TASK STATEMENT = Drop the pictures, then extract the listing word for word.

EXERCISE INPUT =
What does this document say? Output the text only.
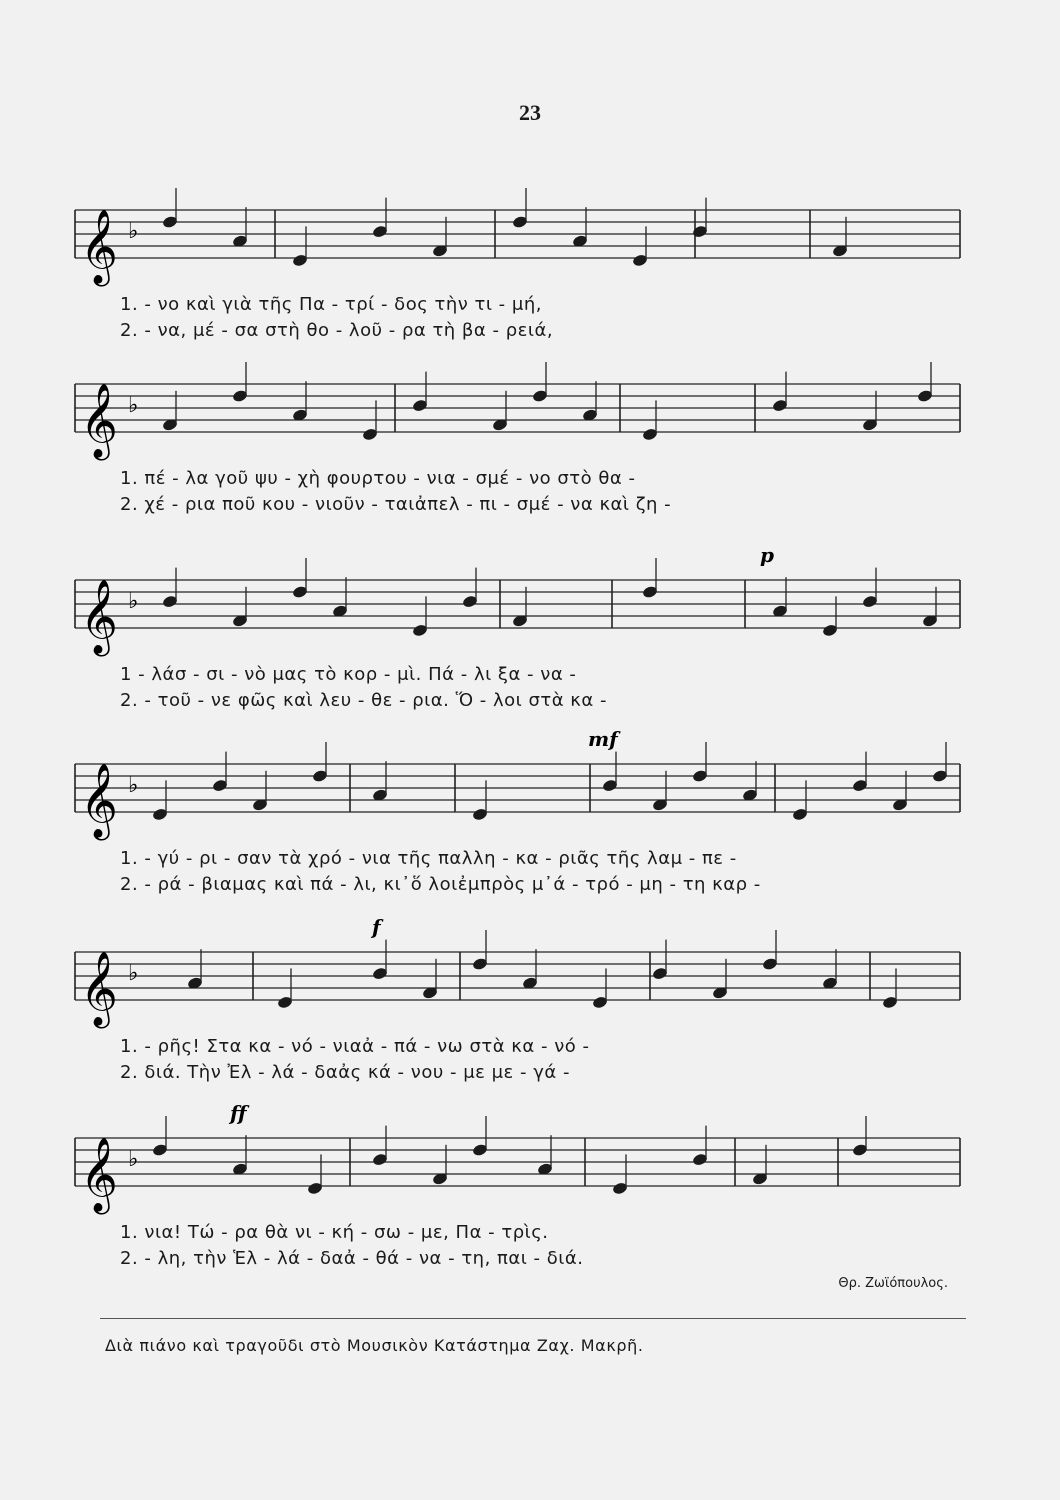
23
𝄞 ♭
1. - νο καὶ γιὰ τῆς Πα - τρί - δος τὴν τι - μή,
2. - να, μέ - σα στὴ θο - λοῦ - ρα τὴ βα - ρειά,
𝄞 ♭
1. πέ - λα γοῦ ψυ - χὴ φουρτου - νια - σμέ - νο στὸ θα -
2. χέ - ρια ποῦ κου - νιοῦν - ταιἀπελ - πι - σμέ - να καὶ ζη -
𝄞 ♭
p
1 - λάσ - σι - νὸ μας τὸ κορ - μὶ. Πά - λι ξα - να -
2. - τοῦ - νε φῶς καὶ λευ - θε - ρια. Ὅ - λοι στὰ κα -
𝄞 ♭
mf
1. - γύ - ρι - σαν τὰ χρό - νια τῆς παλλη - κα - ριᾶς τῆς λαμ - πε -
2. - ρά - βιαμας καὶ πά - λι, κι᾿ὅ λοιἐμπρὸς μ᾿ά - τρό - μη - τη καρ -
𝄞 ♭
f
1. - ρῆς! Στα κα - νό - νιαἀ - πά - νω στὰ κα - νό -
2. διά. Τὴν Ἐλ - λά - δαἀς κά - νου - με με - γά -
𝄞 ♭
ff
1. νια! Τώ - ρα θὰ νι - κή - σω - με, Πα - τρὶς.
2. - λη, τὴν Ἑλ - λά - δαἀ - θά - να - τη, παι - διά.
Θρ. Ζωϊόπουλος.
Διὰ πιάνο καὶ τραγοῦδι στὸ Μουσικὸν Κατάστημα Ζαχ. Μακρῆ.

RESPONSE TO THIS EXERCISE =
What does this document say? Output the text only.
23
𝄞 ♭
1. - νο καὶ γιὰ τῆς Πα - τρί - δος τὴν τι - μή,
2. - να, μέ - σα στὴ θο - λοῦ - ρα τὴ βα - ρειά,
𝄞 ♭
1. πέ - λα γοῦ ψυ - χὴ φουρτου - νια - σμέ - νο στὸ θα -
2. χέ - ρια ποῦ κου - νιοῦν - ταιἀπελ - πι - σμέ - να καὶ ζη -
𝄞 ♭
p
1 - λάσ - σι - νὸ μας τὸ κορ - μὶ. Πά - λι ξα - να -
2. - τοῦ - νε φῶς καὶ λευ - θε - ρια. Ὅ - λοι στὰ κα -
𝄞 ♭
mf
1. - γύ - ρι - σαν τὰ χρό - νια τῆς παλλη - κα - ριᾶς τῆς λαμ - πε -
2. - ρά - βιαμας καὶ πά - λι, κι᾿ὅ λοιἐμπρὸς μ᾿ά - τρό - μη - τη καρ -
𝄞 ♭
f
1. - ρῆς! Στα κα - νό - νιαἀ - πά - νω στὰ κα - νό -
2. διά. Τὴν Ἐλ - λά - δαἀς κά - νου - με με - γά -
𝄞 ♭
ff
1. νια! Τώ - ρα θὰ νι - κή - σω - με, Πα - τρὶς.
2. - λη, τὴν Ἑλ - λά - δαἀ - θά - να - τη, παι - διά.
Θρ. Ζωϊόπουλος.
Διὰ πιάνο καὶ τραγοῦδι στὸ Μουσικὸν Κατάστημα Ζαχ. Μακρῆ.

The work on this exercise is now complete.